Return the material word for word. Do not include pictures.

--- begin ---

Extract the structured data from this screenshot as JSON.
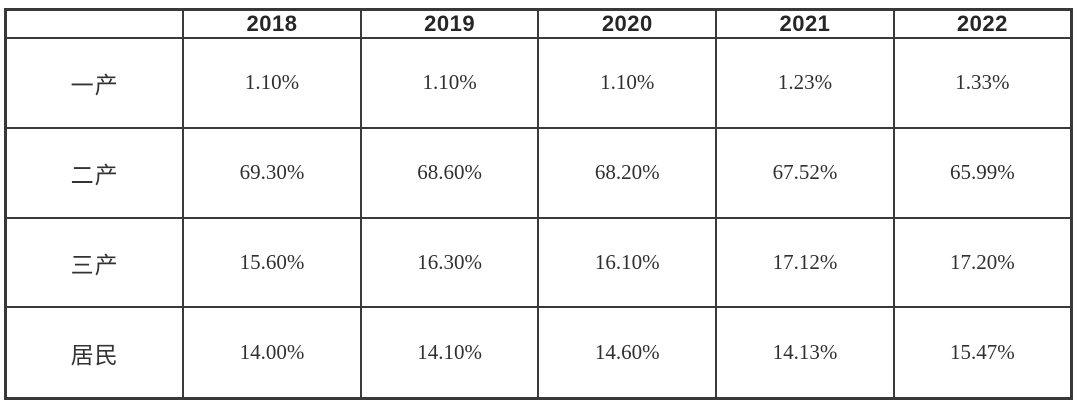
{
  "table": {
    "columns": [
      "",
      "2018",
      "2019",
      "2020",
      "2021",
      "2022"
    ],
    "rows": [
      {
        "label": "一产",
        "values": [
          "1.10%",
          "1.10%",
          "1.10%",
          "1.23%",
          "1.33%"
        ]
      },
      {
        "label": "二产",
        "values": [
          "69.30%",
          "68.60%",
          "68.20%",
          "67.52%",
          "65.99%"
        ]
      },
      {
        "label": "三产",
        "values": [
          "15.60%",
          "16.30%",
          "16.10%",
          "17.12%",
          "17.20%"
        ]
      },
      {
        "label": "居民",
        "values": [
          "14.00%",
          "14.10%",
          "14.60%",
          "14.13%",
          "15.47%"
        ]
      }
    ]
  },
  "chart_data": {
    "type": "table",
    "categories": [
      "2018",
      "2019",
      "2020",
      "2021",
      "2022"
    ],
    "series": [
      {
        "name": "一产",
        "values": [
          1.1,
          1.1,
          1.1,
          1.23,
          1.33
        ]
      },
      {
        "name": "二产",
        "values": [
          69.3,
          68.6,
          68.2,
          67.52,
          65.99
        ]
      },
      {
        "name": "三产",
        "values": [
          15.6,
          16.3,
          16.1,
          17.12,
          17.2
        ]
      },
      {
        "name": "居民",
        "values": [
          14.0,
          14.1,
          14.6,
          14.13,
          15.47
        ]
      }
    ],
    "unit": "%",
    "title": "",
    "xlabel": "",
    "ylabel": ""
  },
  "colors": {
    "border": "#3a3a3a",
    "header_text": "#262626",
    "body_text": "#303030",
    "background": "#ffffff"
  }
}
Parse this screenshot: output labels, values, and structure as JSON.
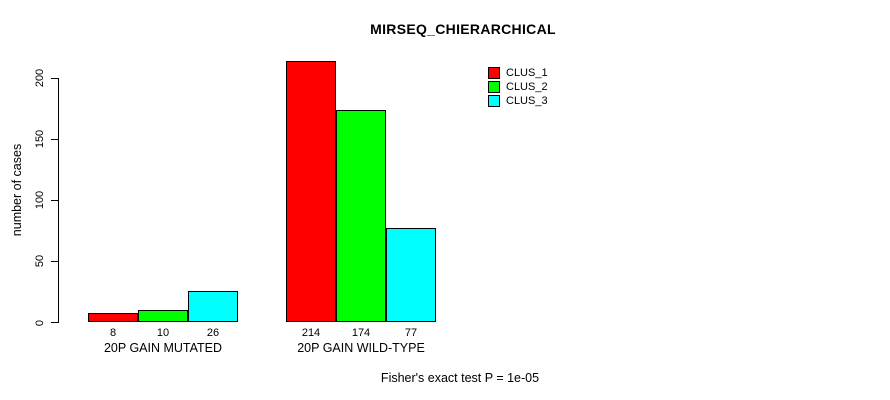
{
  "chart_data": {
    "type": "bar",
    "title": "MIRSEQ_CHIERARCHICAL",
    "ylabel": "number of cases",
    "xlabel": "",
    "categories": [
      "20P GAIN MUTATED",
      "20P GAIN WILD-TYPE"
    ],
    "series": [
      {
        "name": "CLUS_1",
        "color": "#ff0000",
        "values": [
          8,
          214
        ]
      },
      {
        "name": "CLUS_2",
        "color": "#00ff00",
        "values": [
          10,
          174
        ]
      },
      {
        "name": "CLUS_3",
        "color": "#00ffff",
        "values": [
          26,
          77
        ]
      }
    ],
    "yticks": [
      0,
      50,
      100,
      150,
      200
    ],
    "ylim": [
      0,
      200
    ],
    "show_bar_values": true,
    "grid": false,
    "legend_position": "top-right",
    "annotation": "Fisher's exact test P = 1e-05",
    "axis_color": "#000000",
    "background_color": "#ffffff"
  }
}
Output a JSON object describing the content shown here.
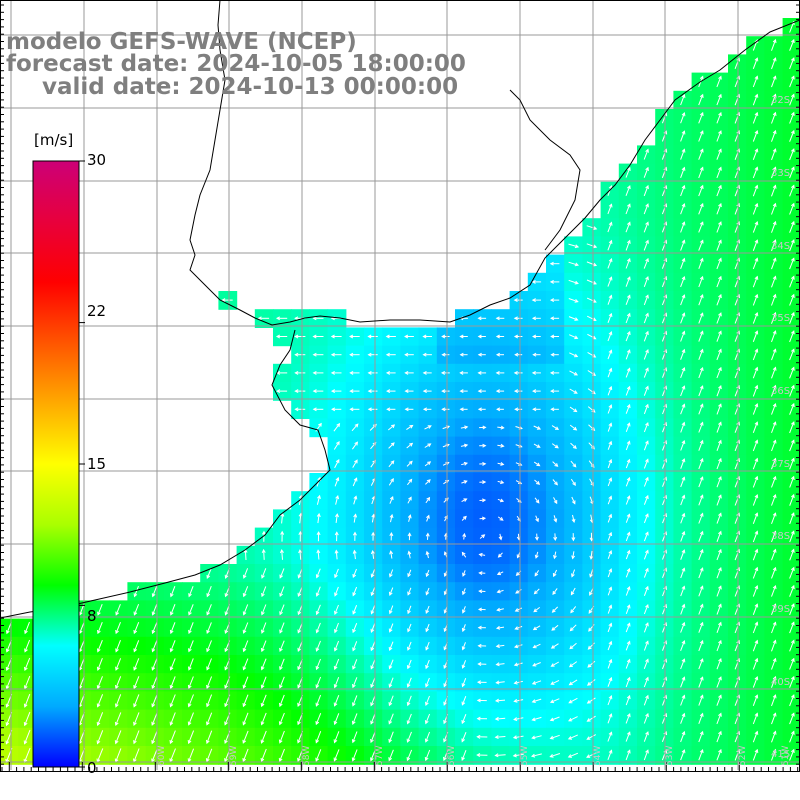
{
  "title": {
    "line1": "modelo GEFS-WAVE (NCEP)",
    "line2": "forecast date: 2024-10-05 18:00:00",
    "line3": "valid date: 2024-10-13 00:00:00"
  },
  "colorbar": {
    "unit": "[m/s]",
    "ticks": [
      "30",
      "22",
      "15",
      "8",
      "0"
    ],
    "tick_values": [
      30,
      22,
      15,
      8,
      0
    ],
    "range": [
      0,
      30
    ],
    "colors": [
      "#0000ff",
      "#00aaff",
      "#00ffff",
      "#00ff00",
      "#aaff00",
      "#ffff00",
      "#ffaa00",
      "#ff5500",
      "#ff0000",
      "#e8003c",
      "#cc0077"
    ]
  },
  "lat_labels": [
    "32S",
    "33S",
    "34S",
    "35S",
    "36S",
    "37S",
    "38S",
    "39S",
    "40S",
    "41S"
  ],
  "lon_labels": [
    "60W",
    "59W",
    "58W",
    "57W",
    "56W",
    "55W",
    "54W",
    "53W",
    "52W",
    "51W"
  ],
  "colors": {
    "ocean_min": "#0055ff",
    "ocean_mid": "#00ddff",
    "ocean_high": "#00ff44",
    "land": "#ffffff",
    "grid": "#999999",
    "coast": "#000000",
    "arrows": "#ffffff"
  }
}
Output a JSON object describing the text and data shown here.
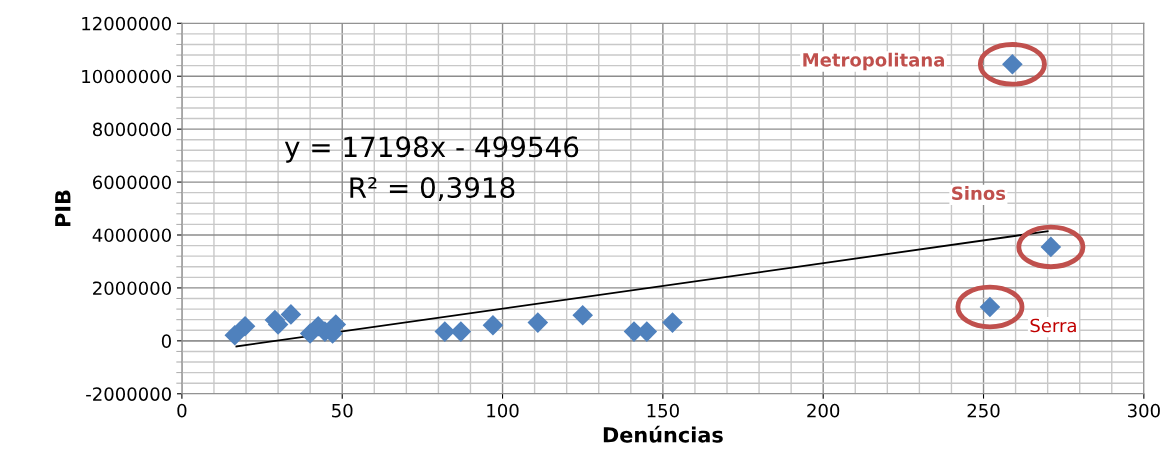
{
  "chart_data": {
    "type": "scatter",
    "xlabel": "Denúncias",
    "ylabel": "PIB",
    "xlim": [
      0,
      300
    ],
    "xticks": [
      0,
      50,
      100,
      150,
      200,
      250,
      300
    ],
    "ylim": [
      -2000000,
      12000000
    ],
    "yticks": [
      -2000000,
      0,
      2000000,
      4000000,
      6000000,
      8000000,
      10000000,
      12000000
    ],
    "grid": true,
    "legend": false,
    "marker": "diamond",
    "series": [
      {
        "color": "#4f81bd",
        "x": [
          16.5,
          19.7,
          29,
          30,
          34,
          40,
          42.5,
          44.6,
          47,
          48,
          82,
          87,
          97,
          111,
          125,
          141,
          145,
          153,
          259,
          271,
          252
        ],
        "values": [
          210000,
          550000,
          790000,
          620000,
          1000000,
          280000,
          550000,
          350000,
          280000,
          620000,
          350000,
          350000,
          590000,
          690000,
          970000,
          350000,
          350000,
          690000,
          10450000,
          3550000,
          1280000
        ]
      },
      {
        "type": "line",
        "color": "#000000",
        "marker": "none",
        "line_style": "solid",
        "x": [
          17,
          270
        ],
        "values": [
          -210000,
          4140000
        ]
      }
    ],
    "annotations": [
      "Metropolitana",
      "Sinos",
      "Serra",
      "y = 17198x - 499546",
      "R² = 0,3918"
    ]
  }
}
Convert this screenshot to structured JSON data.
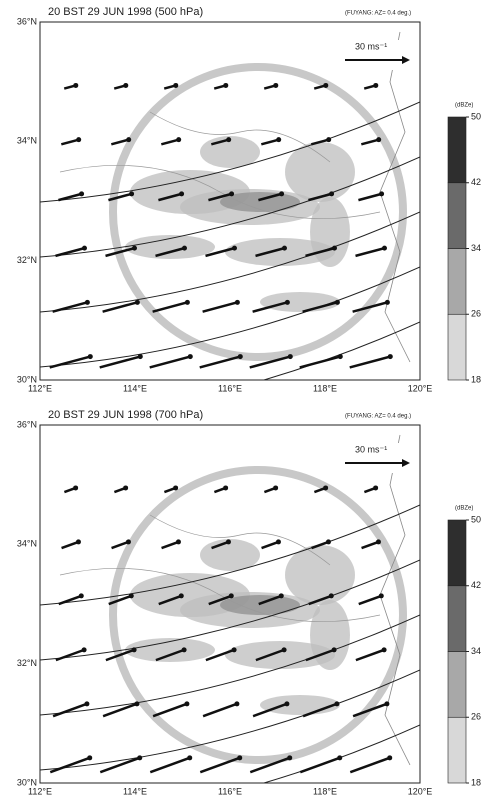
{
  "panels": [
    {
      "title": "20 BST 29 JUN 1998 (500 hPa)",
      "subtitle": "(FUYANG: AZ= 0.4 deg.)",
      "reference_vector": "30 ms⁻¹",
      "lat_labels": [
        "36°N",
        "34°N",
        "32°N",
        "30°N"
      ],
      "lon_labels": [
        "112°E",
        "114°E",
        "116°E",
        "118°E",
        "120°E"
      ],
      "colorbar": {
        "label": "(dBZe)",
        "ticks": [
          18,
          26,
          34,
          42,
          50
        ]
      }
    },
    {
      "title": "20 BST 29 JUN 1998 (700 hPa)",
      "subtitle": "(FUYANG: AZ= 0.4 deg.)",
      "reference_vector": "30 ms⁻¹",
      "lat_labels": [
        "36°N",
        "34°N",
        "32°N",
        "30°N"
      ],
      "lon_labels": [
        "112°E",
        "114°E",
        "116°E",
        "118°E",
        "120°E"
      ],
      "colorbar": {
        "label": "(dBZe)",
        "ticks": [
          18,
          26,
          34,
          42,
          50
        ]
      }
    }
  ]
}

--- end ---

* THE COMPLETED TASK *
Extract the structured data from this screenshot as JSON.
{
  "table": {
    "columns": [
      "",
      "2018",
      "2019",
      "2020",
      "2021",
      "2022"
    ],
    "rows": [
      {
        "label": "一产",
        "values": [
          "1.10%",
          "1.10%",
          "1.10%",
          "1.23%",
          "1.33%"
        ]
      },
      {
        "label": "二产",
        "values": [
          "69.30%",
          "68.60%",
          "68.20%",
          "67.52%",
          "65.99%"
        ]
      },
      {
        "label": "三产",
        "values": [
          "15.60%",
          "16.30%",
          "16.10%",
          "17.12%",
          "17.20%"
        ]
      },
      {
        "label": "居民",
        "values": [
          "14.00%",
          "14.10%",
          "14.60%",
          "14.13%",
          "15.47%"
        ]
      }
    ]
  },
  "chart_data": {
    "type": "table",
    "categories": [
      "2018",
      "2019",
      "2020",
      "2021",
      "2022"
    ],
    "series": [
      {
        "name": "一产",
        "values": [
          1.1,
          1.1,
          1.1,
          1.23,
          1.33
        ]
      },
      {
        "name": "二产",
        "values": [
          69.3,
          68.6,
          68.2,
          67.52,
          65.99
        ]
      },
      {
        "name": "三产",
        "values": [
          15.6,
          16.3,
          16.1,
          17.12,
          17.2
        ]
      },
      {
        "name": "居民",
        "values": [
          14.0,
          14.1,
          14.6,
          14.13,
          15.47
        ]
      }
    ],
    "unit": "%",
    "title": "",
    "xlabel": "",
    "ylabel": ""
  },
  "colors": {
    "border": "#3a3a3a",
    "header_text": "#262626",
    "body_text": "#303030",
    "background": "#ffffff"
  }
}
Parse this screenshot: output labels, values, and structure as JSON.
{
  "chart_data": {
    "type": "bar",
    "title": "MIRSEQ_CHIERARCHICAL",
    "ylabel": "number of cases",
    "xlabel": "",
    "categories": [
      "20P GAIN MUTATED",
      "20P GAIN WILD-TYPE"
    ],
    "series": [
      {
        "name": "CLUS_1",
        "color": "#ff0000",
        "values": [
          8,
          214
        ]
      },
      {
        "name": "CLUS_2",
        "color": "#00ff00",
        "values": [
          10,
          174
        ]
      },
      {
        "name": "CLUS_3",
        "color": "#00ffff",
        "values": [
          26,
          77
        ]
      }
    ],
    "yticks": [
      0,
      50,
      100,
      150,
      200
    ],
    "ylim": [
      0,
      200
    ],
    "show_bar_values": true,
    "grid": false,
    "legend_position": "top-right",
    "annotation": "Fisher's exact test P = 1e-05",
    "axis_color": "#000000",
    "background_color": "#ffffff"
  }
}
Output a JSON object describing the content shown here.
{
  "title": {
    "line1": "modelo GEFS-WAVE (NCEP)",
    "line2": "forecast date: 2024-10-05 18:00:00",
    "line3": "valid date: 2024-10-13 00:00:00"
  },
  "colorbar": {
    "unit": "[m/s]",
    "ticks": [
      "30",
      "22",
      "15",
      "8",
      "0"
    ],
    "tick_values": [
      30,
      22,
      15,
      8,
      0
    ],
    "range": [
      0,
      30
    ],
    "colors": [
      "#0000ff",
      "#00aaff",
      "#00ffff",
      "#00ff00",
      "#aaff00",
      "#ffff00",
      "#ffaa00",
      "#ff5500",
      "#ff0000",
      "#e8003c",
      "#cc0077"
    ]
  },
  "lat_labels": [
    "32S",
    "33S",
    "34S",
    "35S",
    "36S",
    "37S",
    "38S",
    "39S",
    "40S",
    "41S"
  ],
  "lon_labels": [
    "60W",
    "59W",
    "58W",
    "57W",
    "56W",
    "55W",
    "54W",
    "53W",
    "52W",
    "51W"
  ],
  "colors": {
    "ocean_min": "#0055ff",
    "ocean_mid": "#00ddff",
    "ocean_high": "#00ff44",
    "land": "#ffffff",
    "grid": "#999999",
    "coast": "#000000",
    "arrows": "#ffffff"
  }
}
Output a JSON object describing the text and data shown here.
{
  "chart_data": {
    "type": "scatter",
    "xlabel": "Denúncias",
    "ylabel": "PIB",
    "xlim": [
      0,
      300
    ],
    "xticks": [
      0,
      50,
      100,
      150,
      200,
      250,
      300
    ],
    "ylim": [
      -2000000,
      12000000
    ],
    "yticks": [
      -2000000,
      0,
      2000000,
      4000000,
      6000000,
      8000000,
      10000000,
      12000000
    ],
    "grid": true,
    "legend": false,
    "marker": "diamond",
    "series": [
      {
        "color": "#4f81bd",
        "x": [
          16.5,
          19.7,
          29,
          30,
          34,
          40,
          42.5,
          44.6,
          47,
          48,
          82,
          87,
          97,
          111,
          125,
          141,
          145,
          153,
          259,
          271,
          252
        ],
        "values": [
          210000,
          550000,
          790000,
          620000,
          1000000,
          280000,
          550000,
          350000,
          280000,
          620000,
          350000,
          350000,
          590000,
          690000,
          970000,
          350000,
          350000,
          690000,
          10450000,
          3550000,
          1280000
        ]
      },
      {
        "type": "line",
        "color": "#000000",
        "marker": "none",
        "line_style": "solid",
        "x": [
          17,
          270
        ],
        "values": [
          -210000,
          4140000
        ]
      }
    ],
    "annotations": [
      "Metropolitana",
      "Sinos",
      "Serra",
      "y = 17198x - 499546",
      "R² = 0,3918"
    ]
  }
}
Convert this screenshot to structured JSON data.
{
  "panels": [
    {
      "title": "20 BST 29 JUN 1998 (500 hPa)",
      "subtitle": "(FUYANG: AZ= 0.4 deg.)",
      "reference_vector": "30 ms⁻¹",
      "lat_labels": [
        "36°N",
        "34°N",
        "32°N",
        "30°N"
      ],
      "lon_labels": [
        "112°E",
        "114°E",
        "116°E",
        "118°E",
        "120°E"
      ],
      "colorbar": {
        "label": "(dBZe)",
        "ticks": [
          18,
          26,
          34,
          42,
          50
        ]
      }
    },
    {
      "title": "20 BST 29 JUN 1998 (700 hPa)",
      "subtitle": "(FUYANG: AZ= 0.4 deg.)",
      "reference_vector": "30 ms⁻¹",
      "lat_labels": [
        "36°N",
        "34°N",
        "32°N",
        "30°N"
      ],
      "lon_labels": [
        "112°E",
        "114°E",
        "116°E",
        "118°E",
        "120°E"
      ],
      "colorbar": {
        "label": "(dBZe)",
        "ticks": [
          18,
          26,
          34,
          42,
          50
        ]
      }
    }
  ]
}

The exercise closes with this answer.